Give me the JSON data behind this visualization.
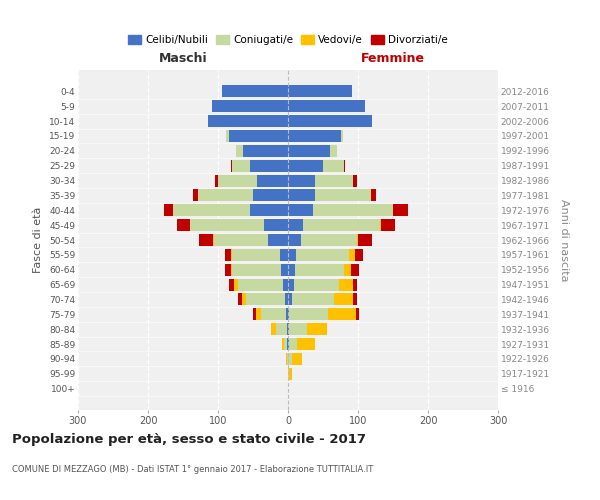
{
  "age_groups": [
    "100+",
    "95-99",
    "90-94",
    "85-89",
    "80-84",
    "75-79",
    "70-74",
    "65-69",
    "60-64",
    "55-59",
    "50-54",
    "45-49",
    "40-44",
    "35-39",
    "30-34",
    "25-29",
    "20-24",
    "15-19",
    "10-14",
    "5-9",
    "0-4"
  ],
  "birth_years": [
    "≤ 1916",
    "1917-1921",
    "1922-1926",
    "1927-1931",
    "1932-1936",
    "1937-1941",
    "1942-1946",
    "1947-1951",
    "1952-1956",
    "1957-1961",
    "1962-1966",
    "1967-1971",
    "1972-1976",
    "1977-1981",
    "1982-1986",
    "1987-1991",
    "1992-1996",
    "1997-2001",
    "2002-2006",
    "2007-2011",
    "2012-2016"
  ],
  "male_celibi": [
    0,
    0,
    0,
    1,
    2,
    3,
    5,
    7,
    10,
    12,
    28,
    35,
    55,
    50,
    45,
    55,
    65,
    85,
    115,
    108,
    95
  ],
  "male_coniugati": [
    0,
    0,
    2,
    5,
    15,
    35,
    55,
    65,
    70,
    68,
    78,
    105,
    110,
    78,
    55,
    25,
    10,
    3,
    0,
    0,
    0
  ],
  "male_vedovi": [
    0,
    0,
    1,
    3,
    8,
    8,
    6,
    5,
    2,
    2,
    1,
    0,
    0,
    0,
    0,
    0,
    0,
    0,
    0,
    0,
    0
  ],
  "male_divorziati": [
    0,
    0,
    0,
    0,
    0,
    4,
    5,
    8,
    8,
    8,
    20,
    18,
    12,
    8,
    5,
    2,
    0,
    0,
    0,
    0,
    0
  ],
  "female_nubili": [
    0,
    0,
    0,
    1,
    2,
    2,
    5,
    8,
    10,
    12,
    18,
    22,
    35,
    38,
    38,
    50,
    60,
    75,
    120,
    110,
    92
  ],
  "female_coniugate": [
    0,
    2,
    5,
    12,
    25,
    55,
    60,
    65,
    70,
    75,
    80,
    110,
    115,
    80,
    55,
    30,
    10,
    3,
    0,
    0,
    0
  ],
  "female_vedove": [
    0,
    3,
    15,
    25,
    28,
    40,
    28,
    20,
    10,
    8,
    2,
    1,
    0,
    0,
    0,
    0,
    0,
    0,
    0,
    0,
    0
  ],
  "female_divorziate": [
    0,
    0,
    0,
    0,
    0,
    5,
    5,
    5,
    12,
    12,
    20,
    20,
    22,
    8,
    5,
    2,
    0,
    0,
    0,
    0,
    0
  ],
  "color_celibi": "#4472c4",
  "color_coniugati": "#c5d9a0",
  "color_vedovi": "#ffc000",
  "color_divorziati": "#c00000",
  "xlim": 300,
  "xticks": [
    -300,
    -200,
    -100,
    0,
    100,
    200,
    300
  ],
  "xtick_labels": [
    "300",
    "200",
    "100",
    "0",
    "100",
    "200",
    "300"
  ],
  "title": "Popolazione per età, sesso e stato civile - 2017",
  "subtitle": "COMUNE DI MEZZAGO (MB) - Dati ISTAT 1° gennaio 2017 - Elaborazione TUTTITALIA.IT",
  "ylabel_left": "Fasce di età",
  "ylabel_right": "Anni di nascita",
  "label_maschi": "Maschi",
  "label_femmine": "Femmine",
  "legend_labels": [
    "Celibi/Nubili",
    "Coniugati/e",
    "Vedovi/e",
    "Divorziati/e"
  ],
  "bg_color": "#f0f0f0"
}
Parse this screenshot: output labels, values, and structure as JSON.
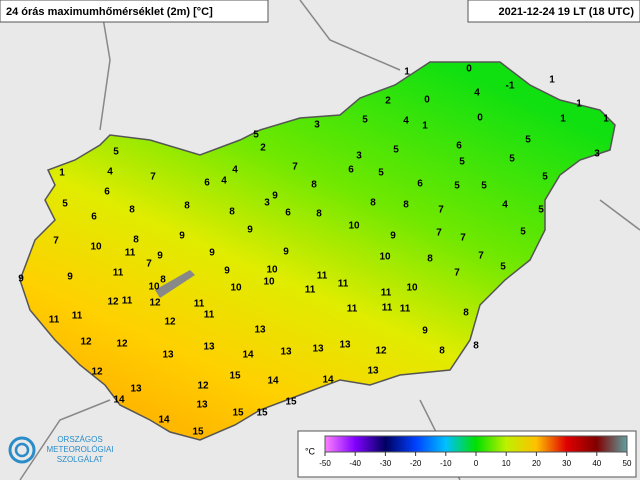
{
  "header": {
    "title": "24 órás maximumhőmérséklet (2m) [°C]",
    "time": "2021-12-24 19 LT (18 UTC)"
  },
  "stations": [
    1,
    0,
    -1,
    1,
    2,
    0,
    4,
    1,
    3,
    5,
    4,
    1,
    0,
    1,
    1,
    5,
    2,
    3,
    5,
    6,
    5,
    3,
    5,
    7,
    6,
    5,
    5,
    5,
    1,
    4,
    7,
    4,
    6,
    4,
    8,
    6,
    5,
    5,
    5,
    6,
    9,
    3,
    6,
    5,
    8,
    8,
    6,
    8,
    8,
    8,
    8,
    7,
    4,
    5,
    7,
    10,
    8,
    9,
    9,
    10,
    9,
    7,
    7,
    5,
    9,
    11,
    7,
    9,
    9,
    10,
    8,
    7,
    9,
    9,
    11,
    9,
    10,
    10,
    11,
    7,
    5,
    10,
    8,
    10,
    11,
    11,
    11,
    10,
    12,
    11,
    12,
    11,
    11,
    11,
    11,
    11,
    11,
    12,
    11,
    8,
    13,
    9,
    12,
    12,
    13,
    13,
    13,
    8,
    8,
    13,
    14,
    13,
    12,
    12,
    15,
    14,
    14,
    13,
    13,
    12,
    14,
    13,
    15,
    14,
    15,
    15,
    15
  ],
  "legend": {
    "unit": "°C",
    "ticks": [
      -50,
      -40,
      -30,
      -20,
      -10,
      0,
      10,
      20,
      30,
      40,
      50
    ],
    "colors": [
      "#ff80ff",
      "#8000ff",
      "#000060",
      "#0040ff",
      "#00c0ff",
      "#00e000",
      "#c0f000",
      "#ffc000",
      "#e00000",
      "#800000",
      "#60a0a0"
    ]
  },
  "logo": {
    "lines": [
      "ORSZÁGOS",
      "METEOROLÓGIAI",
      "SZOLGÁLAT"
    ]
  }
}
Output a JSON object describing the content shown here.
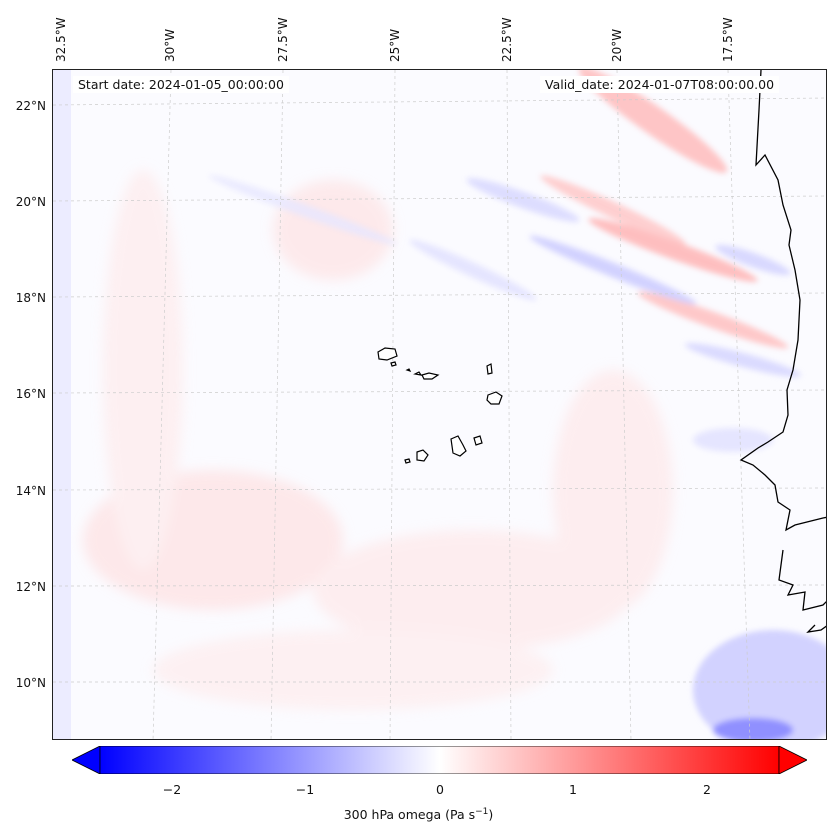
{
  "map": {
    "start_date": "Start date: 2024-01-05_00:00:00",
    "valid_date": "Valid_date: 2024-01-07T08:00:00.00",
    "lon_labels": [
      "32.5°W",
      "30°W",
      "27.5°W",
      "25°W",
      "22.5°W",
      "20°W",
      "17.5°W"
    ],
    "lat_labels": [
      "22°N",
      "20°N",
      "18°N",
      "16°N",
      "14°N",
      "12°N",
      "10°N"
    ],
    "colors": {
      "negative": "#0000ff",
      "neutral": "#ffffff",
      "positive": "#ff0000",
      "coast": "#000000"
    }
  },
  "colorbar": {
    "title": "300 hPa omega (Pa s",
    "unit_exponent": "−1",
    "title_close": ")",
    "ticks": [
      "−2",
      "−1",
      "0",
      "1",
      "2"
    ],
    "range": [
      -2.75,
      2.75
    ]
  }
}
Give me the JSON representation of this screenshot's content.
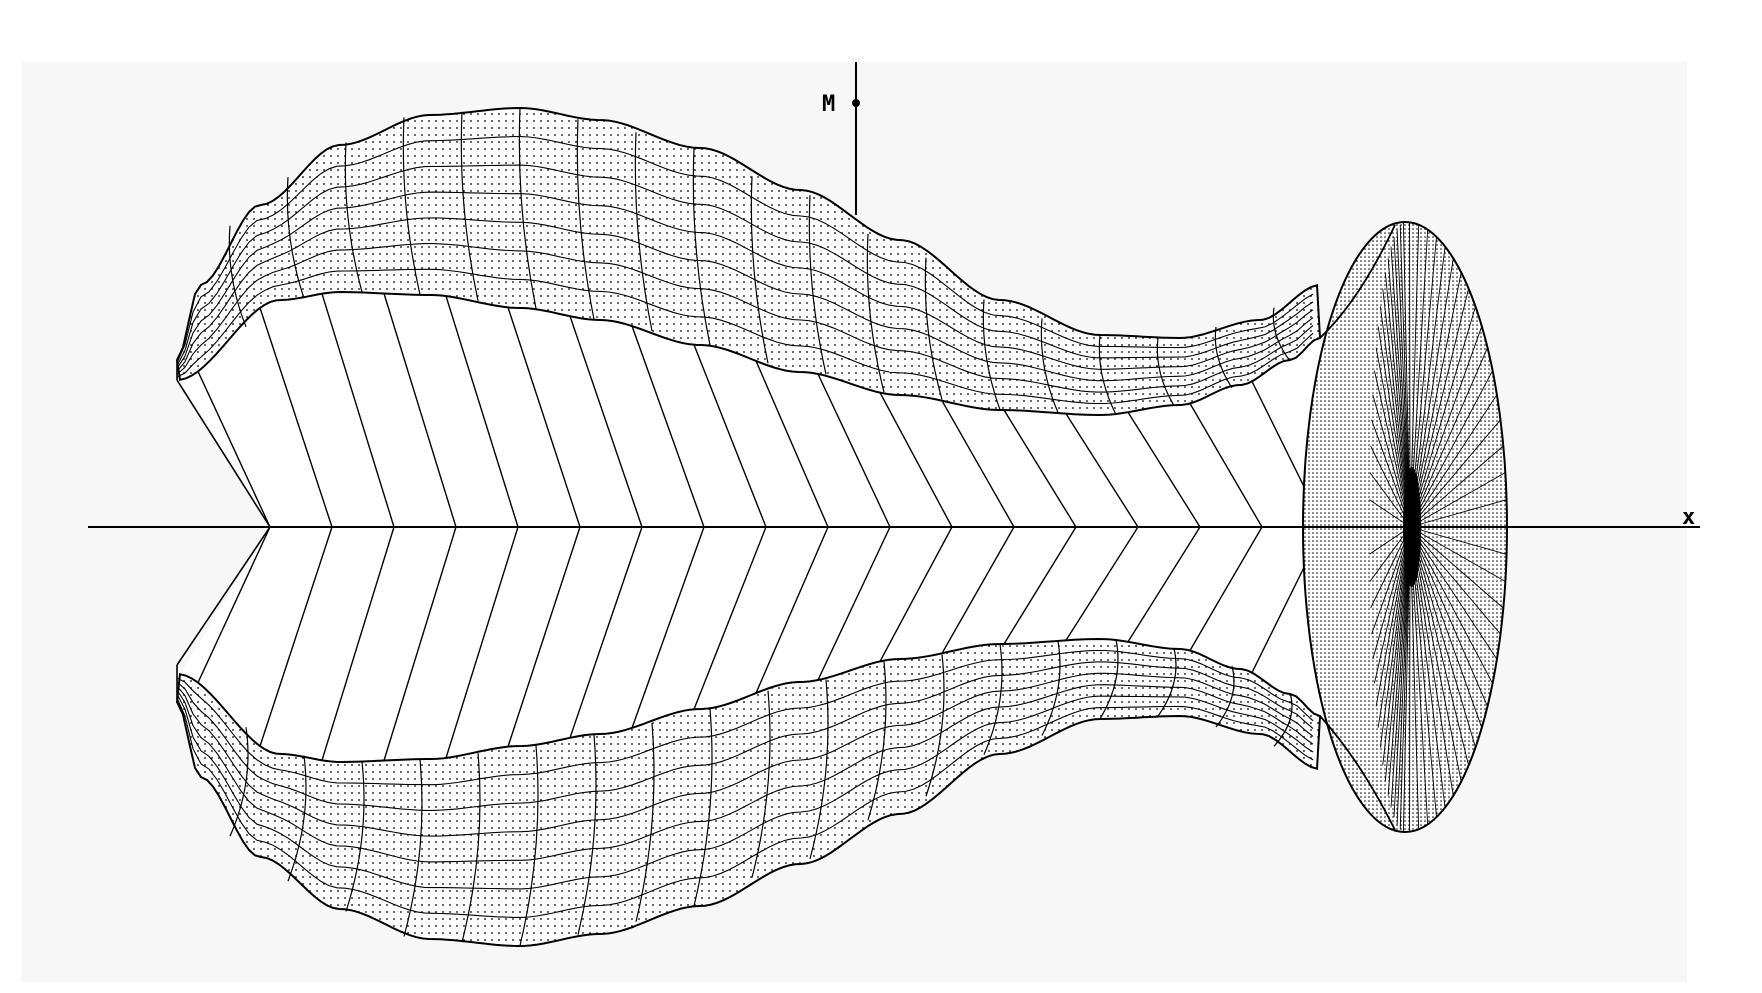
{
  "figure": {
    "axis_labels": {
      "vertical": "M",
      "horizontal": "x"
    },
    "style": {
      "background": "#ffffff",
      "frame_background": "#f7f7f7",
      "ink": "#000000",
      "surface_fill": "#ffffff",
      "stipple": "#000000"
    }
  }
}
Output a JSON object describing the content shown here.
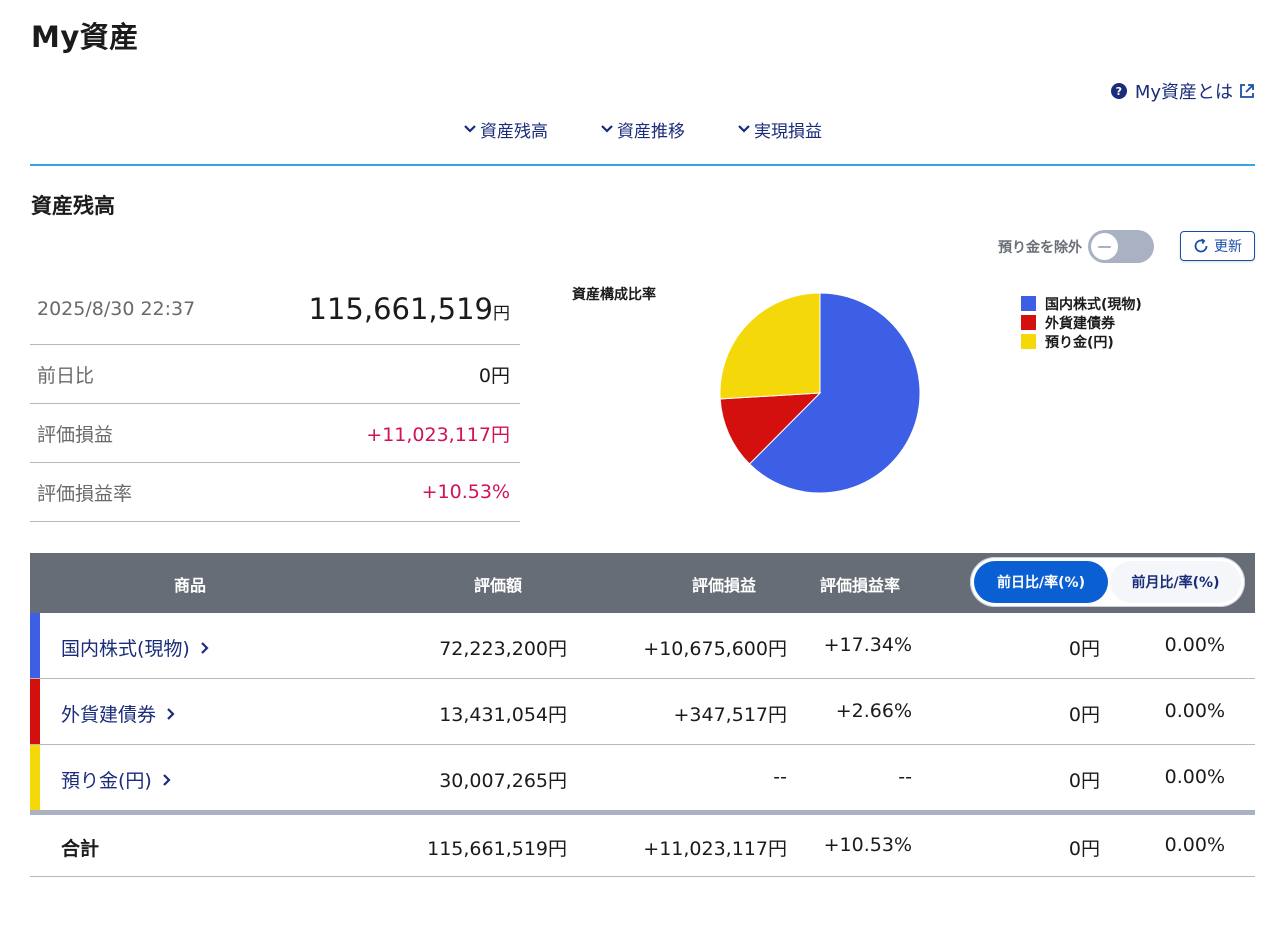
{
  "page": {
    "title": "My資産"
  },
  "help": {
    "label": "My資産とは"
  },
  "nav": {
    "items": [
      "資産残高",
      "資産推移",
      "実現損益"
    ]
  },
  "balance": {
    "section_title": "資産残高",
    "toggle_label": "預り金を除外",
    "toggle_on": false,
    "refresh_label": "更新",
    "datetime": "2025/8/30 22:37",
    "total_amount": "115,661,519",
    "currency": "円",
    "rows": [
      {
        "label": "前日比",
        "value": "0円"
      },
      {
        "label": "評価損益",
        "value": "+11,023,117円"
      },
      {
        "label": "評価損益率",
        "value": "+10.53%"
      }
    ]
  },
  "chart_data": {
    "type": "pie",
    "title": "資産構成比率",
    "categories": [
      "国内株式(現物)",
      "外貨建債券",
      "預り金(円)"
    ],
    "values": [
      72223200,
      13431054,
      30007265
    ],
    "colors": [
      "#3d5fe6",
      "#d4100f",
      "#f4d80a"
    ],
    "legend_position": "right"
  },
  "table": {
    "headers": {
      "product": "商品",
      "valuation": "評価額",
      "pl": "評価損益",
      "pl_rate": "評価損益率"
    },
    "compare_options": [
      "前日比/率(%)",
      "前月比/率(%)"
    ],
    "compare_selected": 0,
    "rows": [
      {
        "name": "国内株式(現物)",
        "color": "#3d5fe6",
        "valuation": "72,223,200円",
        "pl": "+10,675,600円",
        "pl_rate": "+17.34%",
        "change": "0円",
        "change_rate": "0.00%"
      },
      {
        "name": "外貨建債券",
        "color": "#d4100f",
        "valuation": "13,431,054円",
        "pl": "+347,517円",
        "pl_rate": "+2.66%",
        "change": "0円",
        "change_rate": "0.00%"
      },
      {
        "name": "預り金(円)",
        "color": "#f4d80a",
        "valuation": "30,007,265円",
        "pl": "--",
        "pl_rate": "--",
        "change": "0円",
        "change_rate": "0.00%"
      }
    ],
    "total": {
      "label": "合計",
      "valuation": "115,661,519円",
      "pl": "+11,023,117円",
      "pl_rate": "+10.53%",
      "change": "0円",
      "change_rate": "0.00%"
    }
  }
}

|---|

• **WORK INSTRUCTIONS**
Copy each line of the listing that contains the string "screenshot".

• **WORKED SOLUTION**
Parse this screenshot: output labels, values, and structure as JSON.
Give me the JSON representation of this screenshot's content.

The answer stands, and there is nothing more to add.